#### Data supplied
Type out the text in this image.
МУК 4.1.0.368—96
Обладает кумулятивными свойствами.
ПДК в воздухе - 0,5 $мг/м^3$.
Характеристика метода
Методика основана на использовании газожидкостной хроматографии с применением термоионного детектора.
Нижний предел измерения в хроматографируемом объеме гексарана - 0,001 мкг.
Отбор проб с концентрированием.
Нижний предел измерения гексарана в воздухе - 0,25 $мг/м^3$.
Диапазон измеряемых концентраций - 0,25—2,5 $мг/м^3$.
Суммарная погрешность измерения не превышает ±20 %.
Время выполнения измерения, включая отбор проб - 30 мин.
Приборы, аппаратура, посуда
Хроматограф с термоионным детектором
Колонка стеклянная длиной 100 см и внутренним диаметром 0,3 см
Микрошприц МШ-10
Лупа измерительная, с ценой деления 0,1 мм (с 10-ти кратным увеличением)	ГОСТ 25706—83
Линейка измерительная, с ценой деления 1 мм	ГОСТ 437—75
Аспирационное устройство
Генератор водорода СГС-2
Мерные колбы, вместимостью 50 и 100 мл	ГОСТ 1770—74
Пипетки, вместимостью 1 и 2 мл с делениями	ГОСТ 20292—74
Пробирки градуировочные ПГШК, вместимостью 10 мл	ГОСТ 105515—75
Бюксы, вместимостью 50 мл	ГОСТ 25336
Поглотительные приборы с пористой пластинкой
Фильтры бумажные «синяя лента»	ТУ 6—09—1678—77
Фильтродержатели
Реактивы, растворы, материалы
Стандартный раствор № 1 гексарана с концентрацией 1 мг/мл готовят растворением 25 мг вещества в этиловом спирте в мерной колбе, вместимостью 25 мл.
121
########
#### Exercise aim:
Search the material above for "Нижний". Pull out each line where it shows up.

#### Finished exercise:
Нижний предел измерения в хроматографируемом объеме гексарана - 0,001 мкг.
Нижний предел измерения гексарана в воздухе - 0,25 $мг/м^3$.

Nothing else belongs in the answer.